■ **Exercise requirements**:
From the listing below, return each line that includes "郑州市人民政府".

■ **Input data**:
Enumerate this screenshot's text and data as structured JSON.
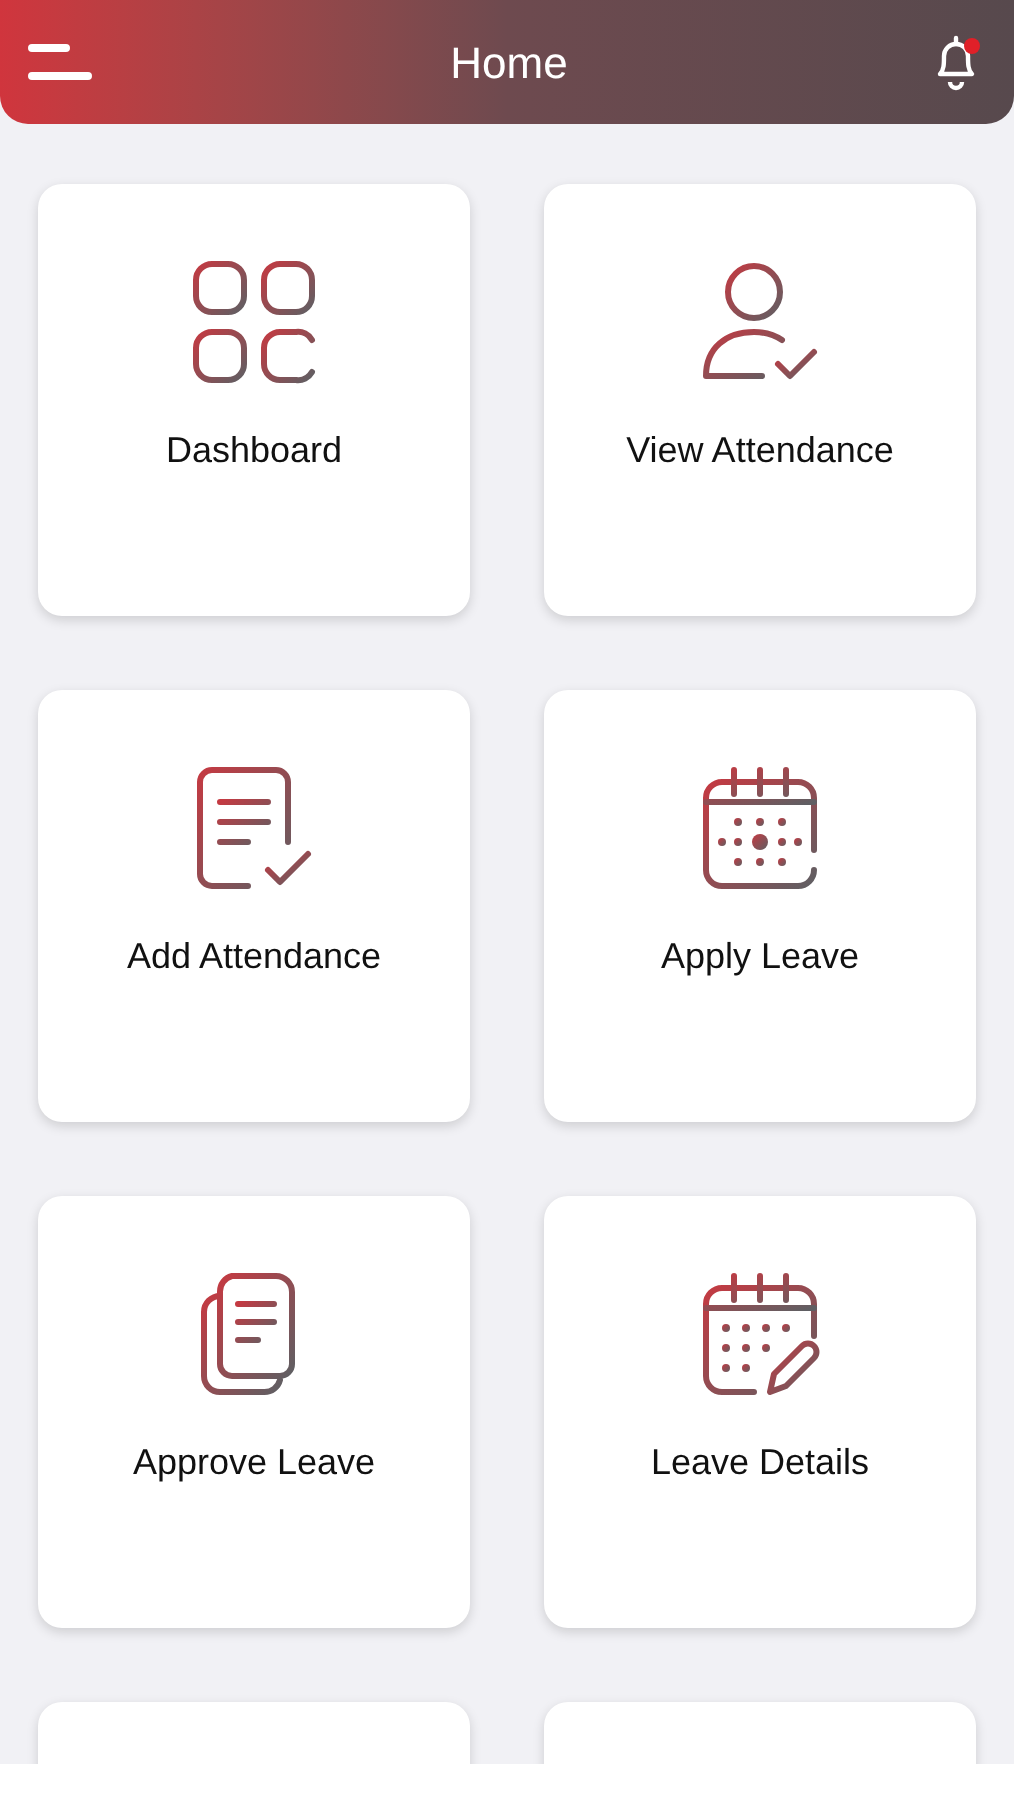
{
  "header": {
    "title": "Home",
    "notification_dot": true
  },
  "tiles": [
    {
      "kind": "grid",
      "label": "Dashboard"
    },
    {
      "kind": "user-check",
      "label": "View Attendance"
    },
    {
      "kind": "doc-check",
      "label": "Add Attendance"
    },
    {
      "kind": "calendar",
      "label": "Apply Leave"
    },
    {
      "kind": "docs",
      "label": "Approve Leave"
    },
    {
      "kind": "calendar-edit",
      "label": "Leave Details"
    },
    {
      "kind": "blank"
    },
    {
      "kind": "blank"
    }
  ]
}
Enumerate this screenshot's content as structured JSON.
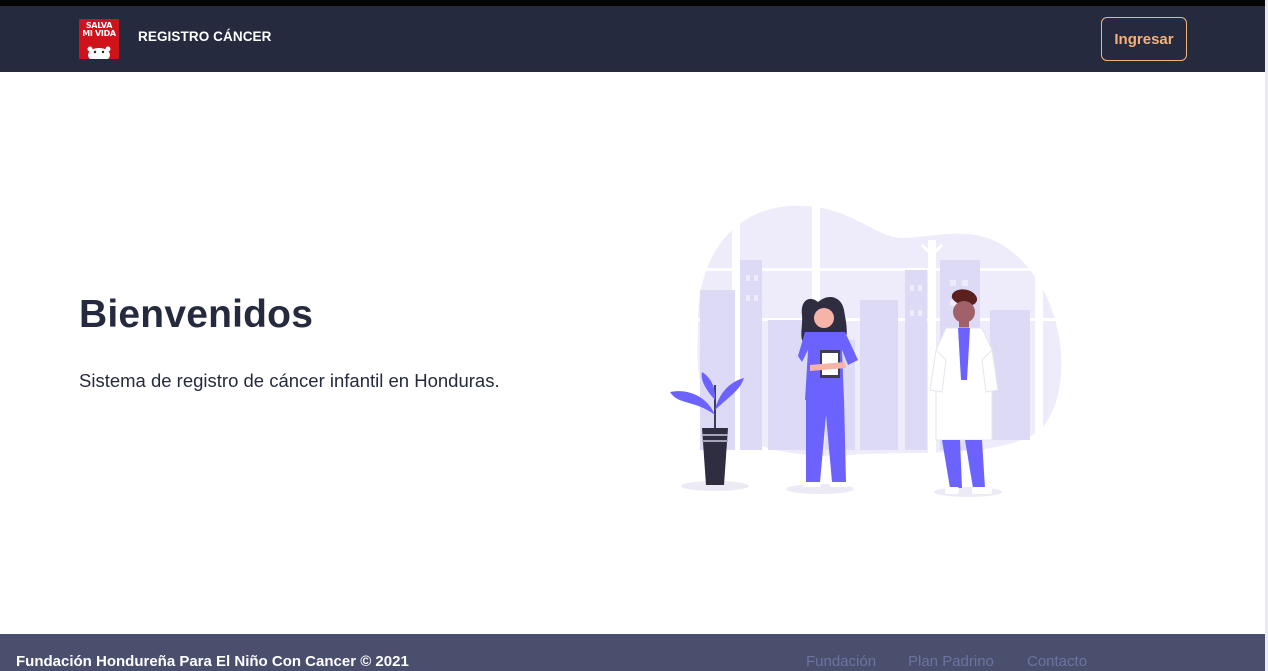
{
  "header": {
    "logo_text_line1": "SALVA",
    "logo_text_line2": "MI VIDA",
    "brand": "REGISTRO CÁNCER",
    "login_label": "Ingresar"
  },
  "hero": {
    "title": "Bienvenidos",
    "subtitle": "Sistema de registro de cáncer infantil en Honduras.",
    "illustration": "medical-staff-illustration"
  },
  "footer": {
    "copyright": "Fundación Hondureña Para El Niño Con Cancer © 2021",
    "links": [
      "Fundación",
      "Plan Padrino",
      "Contacto"
    ]
  },
  "colors": {
    "navbar": "#262a3e",
    "footer": "#4a4f6e",
    "accent": "#f2b27a",
    "illustration_primary": "#6c63ff",
    "logo_red": "#d0121a"
  }
}
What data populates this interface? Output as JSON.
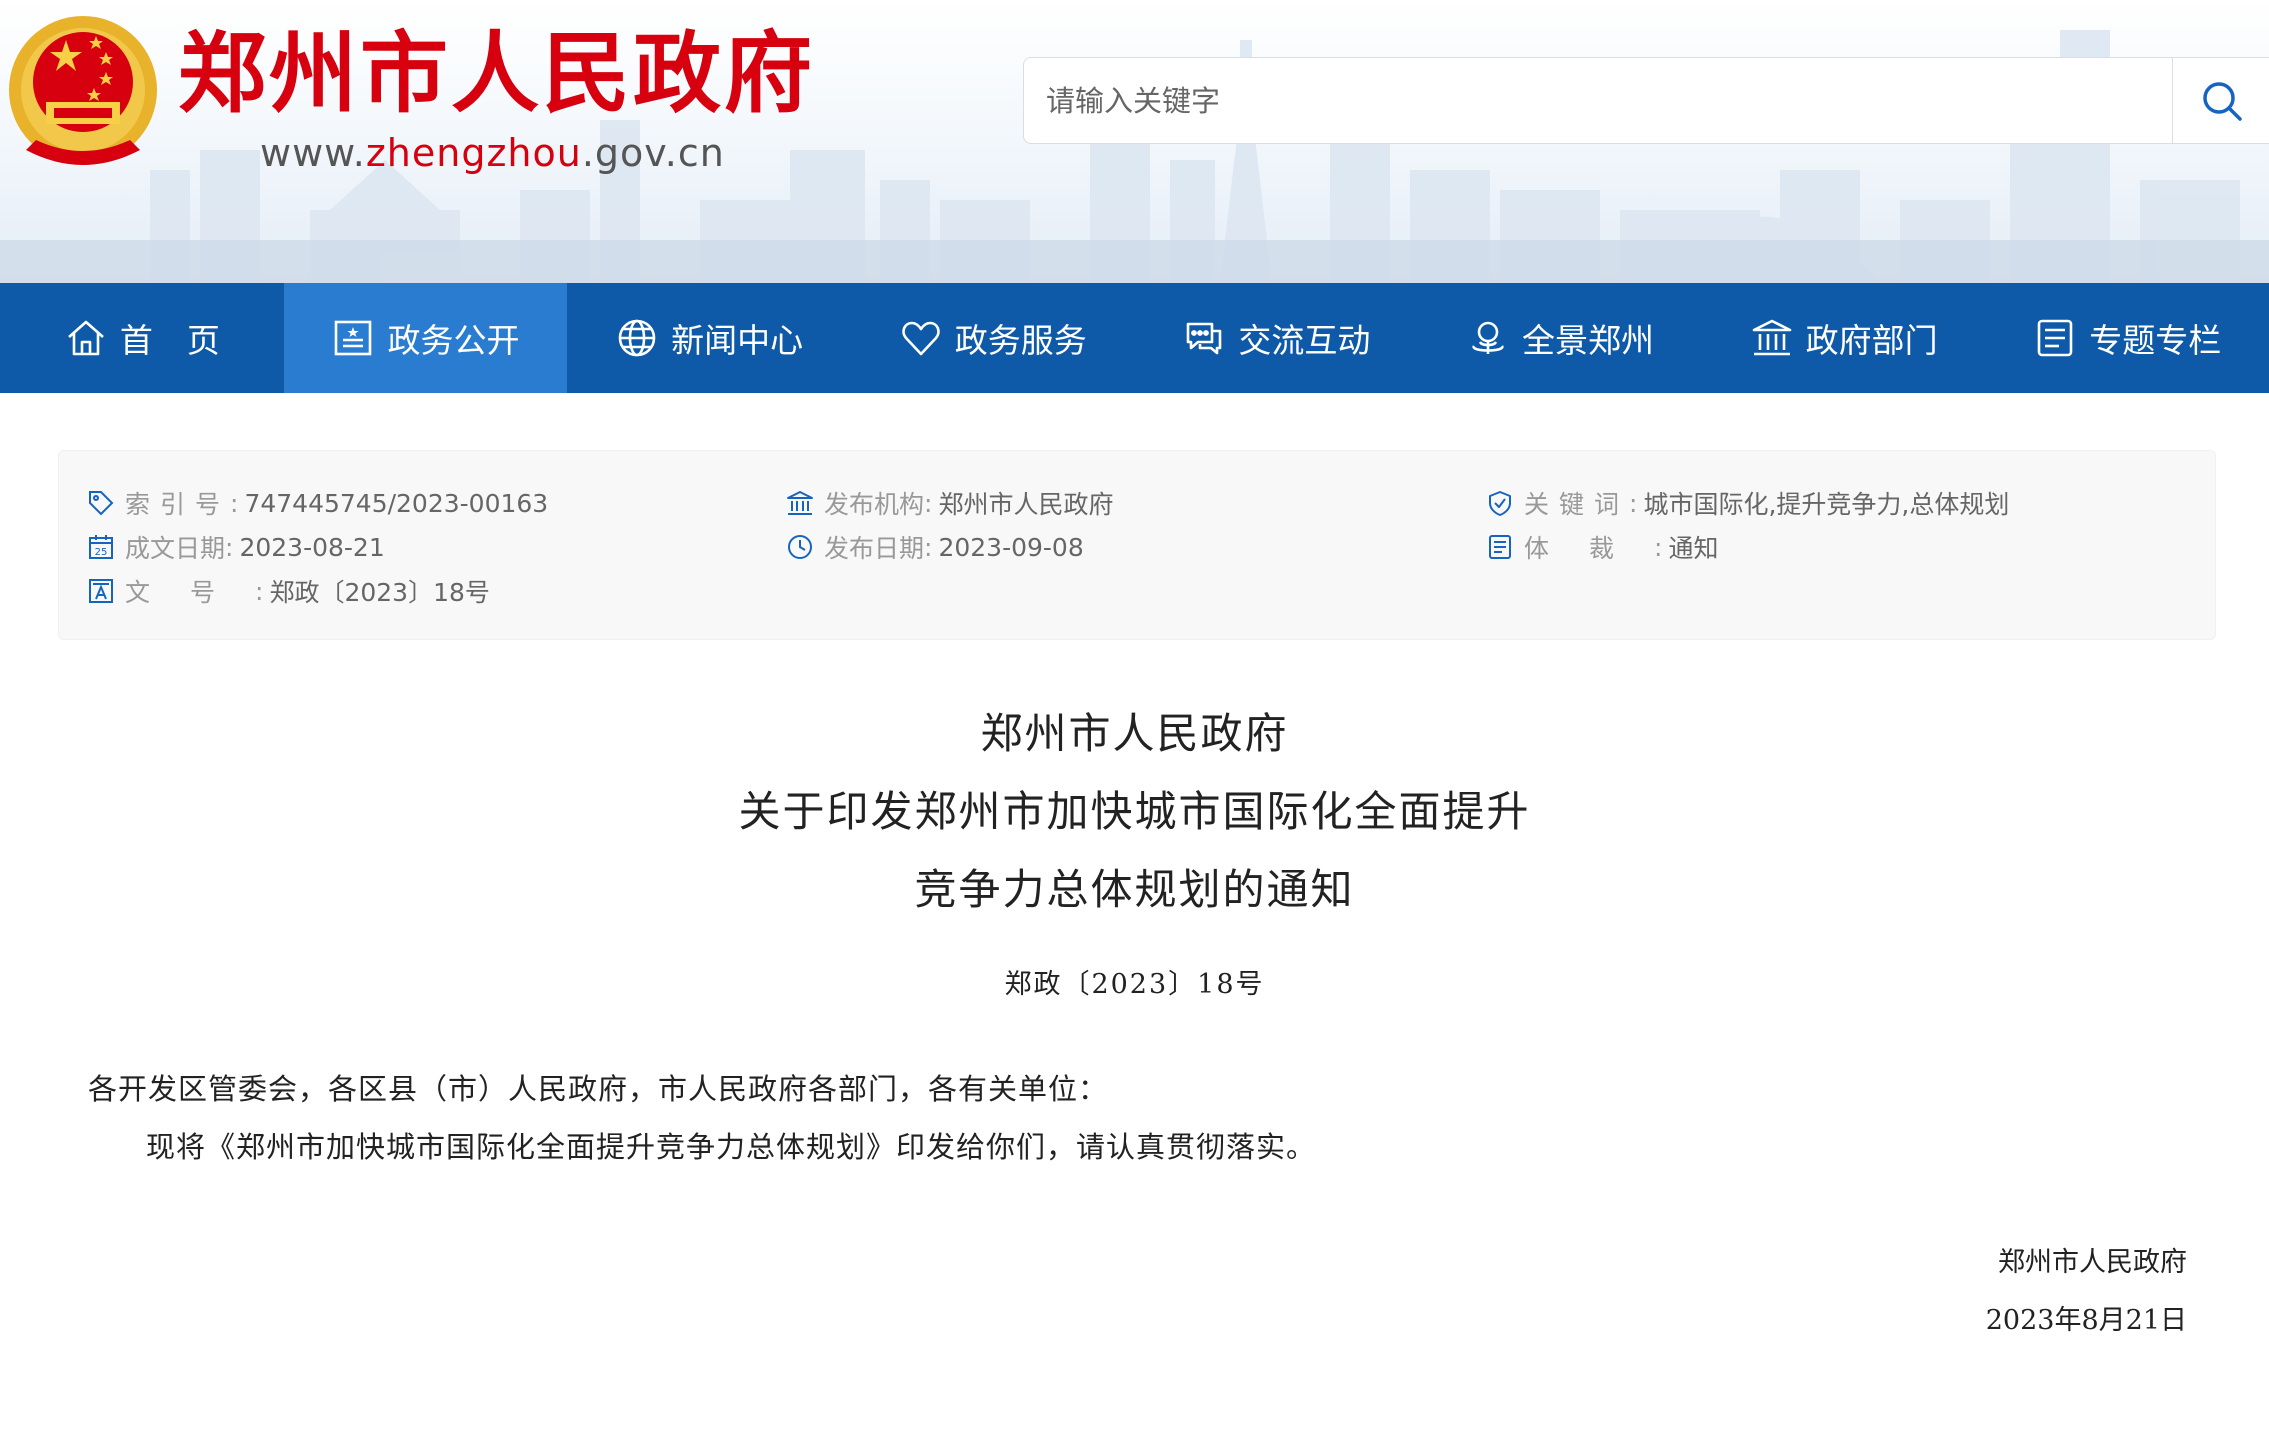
{
  "header": {
    "site_title": "郑州市人民政府",
    "url_prefix": "www.",
    "url_highlight": "zhengzhou",
    "url_suffix": ".gov.cn",
    "search_placeholder": "请输入关键字"
  },
  "nav": {
    "items": [
      {
        "label": "首页",
        "icon": "home-icon"
      },
      {
        "label": "政务公开",
        "icon": "bulletin-icon"
      },
      {
        "label": "新闻中心",
        "icon": "globe-icon"
      },
      {
        "label": "政务服务",
        "icon": "heart-icon"
      },
      {
        "label": "交流互动",
        "icon": "chat-icon"
      },
      {
        "label": "全景郑州",
        "icon": "panorama-icon"
      },
      {
        "label": "政府部门",
        "icon": "building-icon"
      },
      {
        "label": "专题专栏",
        "icon": "list-icon"
      }
    ]
  },
  "meta": {
    "index_label": "索引号",
    "index_value": "747445745/2023-00163",
    "publisher_label": "发布机构",
    "publisher_value": "郑州市人民政府",
    "keywords_label": "关键词",
    "keywords_value": "城市国际化,提升竞争力,总体规划",
    "created_label": "成文日期",
    "created_value": "2023-08-21",
    "published_label": "发布日期",
    "published_value": "2023-09-08",
    "genre_label": "体裁",
    "genre_value": "通知",
    "docno_label": "文号",
    "docno_value": "郑政〔2023〕18号",
    "colon": ":"
  },
  "document": {
    "title_line1": "郑州市人民政府",
    "title_line2": "关于印发郑州市加快城市国际化全面提升",
    "title_line3": "竞争力总体规划的通知",
    "number": "郑政〔2023〕18号",
    "recipients": "各开发区管委会，各区县（市）人民政府，市人民政府各部门，各有关单位：",
    "body": "现将《郑州市加快城市国际化全面提升竞争力总体规划》印发给你们，请认真贯彻落实。",
    "signature": "郑州市人民政府",
    "date": "2023年8月21日"
  },
  "colors": {
    "brand_red": "#d7000f",
    "nav_blue": "#0e5aa8",
    "nav_active": "#2a7cd0"
  }
}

■ **Output for this exercise**:
    "site_title": "郑州市人民政府",
    "publisher_value": "郑州市人民政府",
    "title_line1": "郑州市人民政府",
    "signature": "郑州市人民政府",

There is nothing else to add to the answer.